**WHAT IS ASKED:** Could you write out every entry exactly as it stands?

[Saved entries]
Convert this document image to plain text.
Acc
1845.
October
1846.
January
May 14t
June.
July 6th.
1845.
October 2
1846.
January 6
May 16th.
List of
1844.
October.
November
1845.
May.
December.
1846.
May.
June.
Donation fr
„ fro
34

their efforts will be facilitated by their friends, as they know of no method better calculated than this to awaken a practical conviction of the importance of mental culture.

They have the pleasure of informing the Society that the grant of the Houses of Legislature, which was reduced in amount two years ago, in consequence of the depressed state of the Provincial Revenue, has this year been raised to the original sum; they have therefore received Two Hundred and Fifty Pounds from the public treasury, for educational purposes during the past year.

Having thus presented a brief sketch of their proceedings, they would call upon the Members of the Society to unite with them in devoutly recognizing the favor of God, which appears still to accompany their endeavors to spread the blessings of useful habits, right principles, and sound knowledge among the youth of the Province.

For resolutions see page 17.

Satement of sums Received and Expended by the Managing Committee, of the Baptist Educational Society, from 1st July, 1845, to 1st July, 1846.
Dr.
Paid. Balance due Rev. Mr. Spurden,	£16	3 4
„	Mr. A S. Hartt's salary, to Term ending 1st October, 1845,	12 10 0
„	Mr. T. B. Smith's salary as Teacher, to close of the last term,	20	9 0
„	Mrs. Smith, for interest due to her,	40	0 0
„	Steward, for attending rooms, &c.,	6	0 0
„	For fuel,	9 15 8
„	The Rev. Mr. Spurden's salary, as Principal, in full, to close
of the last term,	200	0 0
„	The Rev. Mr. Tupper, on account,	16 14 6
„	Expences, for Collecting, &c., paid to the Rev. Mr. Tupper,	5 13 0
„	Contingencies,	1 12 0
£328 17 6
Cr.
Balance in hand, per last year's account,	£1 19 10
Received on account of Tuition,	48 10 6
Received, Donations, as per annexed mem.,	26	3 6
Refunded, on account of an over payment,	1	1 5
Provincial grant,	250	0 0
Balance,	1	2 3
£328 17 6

**ANSWER BELOW:**
Convert this document image to plain text.
Acc
1845.
October
1846.
January
May 14t
June.
July 6th.
1845.
October 2
1846.
January 6
May 16th.
List of
1844.
October.
November
1845.
May.
December.
1846.
May.
June.
Donation fr
„ fro
34

their efforts will be facilitated by their friends, as they know of no method better calculated than this to awaken a practical conviction of the importance of mental culture.

They have the pleasure of informing the Society that the grant of the Houses of Legislature, which was reduced in amount two years ago, in consequence of the depressed state of the Provincial Revenue, has this year been raised to the original sum; they have therefore received Two Hundred and Fifty Pounds from the public treasury, for educational purposes during the past year.

Having thus presented a brief sketch of their proceedings, they would call upon the Members of the Society to unite with them in devoutly recognizing the favor of God, which appears still to accompany their endeavors to spread the blessings of useful habits, right principles, and sound knowledge among the youth of the Province.

For resolutions see page 17.

Satement of sums Received and Expended by the Managing Committee, of the Baptist Educational Society, from 1st July, 1845, to 1st July, 1846.
Dr.
Paid. Balance due Rev. Mr. Spurden,	£16	3 4
„	Mr. A S. Hartt's salary, to Term ending 1st October, 1845,	12 10 0
„	Mr. T. B. Smith's salary as Teacher, to close of the last term,	20	9 0
„	Mrs. Smith, for interest due to her,	40	0 0
„	Steward, for attending rooms, &c.,	6	0 0
„	For fuel,	9 15 8
„	The Rev. Mr. Spurden's salary, as Principal, in full, to close
of the last term,	200	0 0
„	The Rev. Mr. Tupper, on account,	16 14 6
„	Expences, for Collecting, &c., paid to the Rev. Mr. Tupper,	5 13 0
„	Contingencies,	1 12 0
£328 17 6
Cr.
Balance in hand, per last year's account,	£1 19 10
Received on account of Tuition,	48 10 6
Received, Donations, as per annexed mem.,	26	3 6
Refunded, on account of an over payment,	1	1 5
Provincial grant,	250	0 0
Balance,	1	2 3
£328 17 6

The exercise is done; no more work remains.